[Data extracted from a collection]
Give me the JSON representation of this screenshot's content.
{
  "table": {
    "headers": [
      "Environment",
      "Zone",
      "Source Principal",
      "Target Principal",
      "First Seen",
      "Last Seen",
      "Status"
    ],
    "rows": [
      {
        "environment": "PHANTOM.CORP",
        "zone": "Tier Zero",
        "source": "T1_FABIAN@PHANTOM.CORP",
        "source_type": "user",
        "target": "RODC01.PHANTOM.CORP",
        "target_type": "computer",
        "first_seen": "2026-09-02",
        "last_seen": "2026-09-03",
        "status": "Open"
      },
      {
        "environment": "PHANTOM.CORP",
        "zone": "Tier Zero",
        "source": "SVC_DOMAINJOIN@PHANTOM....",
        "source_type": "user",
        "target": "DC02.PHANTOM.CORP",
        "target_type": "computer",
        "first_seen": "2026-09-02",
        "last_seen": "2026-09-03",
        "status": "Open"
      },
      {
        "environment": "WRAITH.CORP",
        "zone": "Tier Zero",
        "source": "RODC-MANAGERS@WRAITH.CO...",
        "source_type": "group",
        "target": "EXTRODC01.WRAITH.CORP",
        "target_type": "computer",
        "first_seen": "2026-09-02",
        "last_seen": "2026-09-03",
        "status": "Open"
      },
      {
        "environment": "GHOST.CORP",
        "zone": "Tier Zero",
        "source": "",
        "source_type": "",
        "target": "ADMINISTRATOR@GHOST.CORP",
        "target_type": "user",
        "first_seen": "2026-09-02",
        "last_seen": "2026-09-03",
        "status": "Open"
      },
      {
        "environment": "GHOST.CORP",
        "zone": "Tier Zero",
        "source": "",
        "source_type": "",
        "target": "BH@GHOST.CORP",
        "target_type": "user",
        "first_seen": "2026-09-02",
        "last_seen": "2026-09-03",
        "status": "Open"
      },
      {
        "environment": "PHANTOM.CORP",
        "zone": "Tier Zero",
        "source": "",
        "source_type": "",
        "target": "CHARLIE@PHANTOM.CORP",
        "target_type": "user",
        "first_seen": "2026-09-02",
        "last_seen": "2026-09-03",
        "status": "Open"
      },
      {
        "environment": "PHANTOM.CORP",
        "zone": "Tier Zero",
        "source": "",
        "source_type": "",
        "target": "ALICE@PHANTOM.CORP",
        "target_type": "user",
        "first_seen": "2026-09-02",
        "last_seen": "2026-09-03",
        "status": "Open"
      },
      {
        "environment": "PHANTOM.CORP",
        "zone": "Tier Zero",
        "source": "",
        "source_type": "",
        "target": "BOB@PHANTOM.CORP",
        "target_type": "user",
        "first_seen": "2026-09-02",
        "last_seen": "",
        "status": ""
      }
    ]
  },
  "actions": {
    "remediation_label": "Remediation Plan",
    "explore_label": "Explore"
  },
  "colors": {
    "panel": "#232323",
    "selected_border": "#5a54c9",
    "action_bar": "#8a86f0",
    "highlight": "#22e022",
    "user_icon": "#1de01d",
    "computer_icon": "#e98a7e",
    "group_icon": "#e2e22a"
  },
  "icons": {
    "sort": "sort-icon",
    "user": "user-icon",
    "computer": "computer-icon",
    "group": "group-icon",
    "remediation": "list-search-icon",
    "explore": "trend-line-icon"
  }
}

What needs to be done: Write out all the records above again, exactly as they stand.

Output of the exercise:
Give me the JSON representation of this screenshot's content.
{
  "table": {
    "headers": [
      "Environment",
      "Zone",
      "Source Principal",
      "Target Principal",
      "First Seen",
      "Last Seen",
      "Status"
    ],
    "rows": [
      {
        "environment": "PHANTOM.CORP",
        "zone": "Tier Zero",
        "source": "T1_FABIAN@PHANTOM.CORP",
        "source_type": "user",
        "target": "RODC01.PHANTOM.CORP",
        "target_type": "computer",
        "first_seen": "2026-09-02",
        "last_seen": "2026-09-03",
        "status": "Open"
      },
      {
        "environment": "PHANTOM.CORP",
        "zone": "Tier Zero",
        "source": "SVC_DOMAINJOIN@PHANTOM....",
        "source_type": "user",
        "target": "DC02.PHANTOM.CORP",
        "target_type": "computer",
        "first_seen": "2026-09-02",
        "last_seen": "2026-09-03",
        "status": "Open"
      },
      {
        "environment": "WRAITH.CORP",
        "zone": "Tier Zero",
        "source": "RODC-MANAGERS@WRAITH.CO...",
        "source_type": "group",
        "target": "EXTRODC01.WRAITH.CORP",
        "target_type": "computer",
        "first_seen": "2026-09-02",
        "last_seen": "2026-09-03",
        "status": "Open"
      },
      {
        "environment": "GHOST.CORP",
        "zone": "Tier Zero",
        "source": "",
        "source_type": "",
        "target": "ADMINISTRATOR@GHOST.CORP",
        "target_type": "user",
        "first_seen": "2026-09-02",
        "last_seen": "2026-09-03",
        "status": "Open"
      },
      {
        "environment": "GHOST.CORP",
        "zone": "Tier Zero",
        "source": "",
        "source_type": "",
        "target": "BH@GHOST.CORP",
        "target_type": "user",
        "first_seen": "2026-09-02",
        "last_seen": "2026-09-03",
        "status": "Open"
      },
      {
        "environment": "PHANTOM.CORP",
        "zone": "Tier Zero",
        "source": "",
        "source_type": "",
        "target": "CHARLIE@PHANTOM.CORP",
        "target_type": "user",
        "first_seen": "2026-09-02",
        "last_seen": "2026-09-03",
        "status": "Open"
      },
      {
        "environment": "PHANTOM.CORP",
        "zone": "Tier Zero",
        "source": "",
        "source_type": "",
        "target": "ALICE@PHANTOM.CORP",
        "target_type": "user",
        "first_seen": "2026-09-02",
        "last_seen": "2026-09-03",
        "status": "Open"
      },
      {
        "environment": "PHANTOM.CORP",
        "zone": "Tier Zero",
        "source": "",
        "source_type": "",
        "target": "BOB@PHANTOM.CORP",
        "target_type": "user",
        "first_seen": "2026-09-02",
        "last_seen": "",
        "status": ""
      }
    ]
  },
  "actions": {
    "remediation_label": "Remediation Plan",
    "explore_label": "Explore"
  },
  "colors": {
    "panel": "#232323",
    "selected_border": "#5a54c9",
    "action_bar": "#8a86f0",
    "highlight": "#22e022",
    "user_icon": "#1de01d",
    "computer_icon": "#e98a7e",
    "group_icon": "#e2e22a"
  },
  "icons": {
    "sort": "sort-icon",
    "user": "user-icon",
    "computer": "computer-icon",
    "group": "group-icon",
    "remediation": "list-search-icon",
    "explore": "trend-line-icon"
  }
}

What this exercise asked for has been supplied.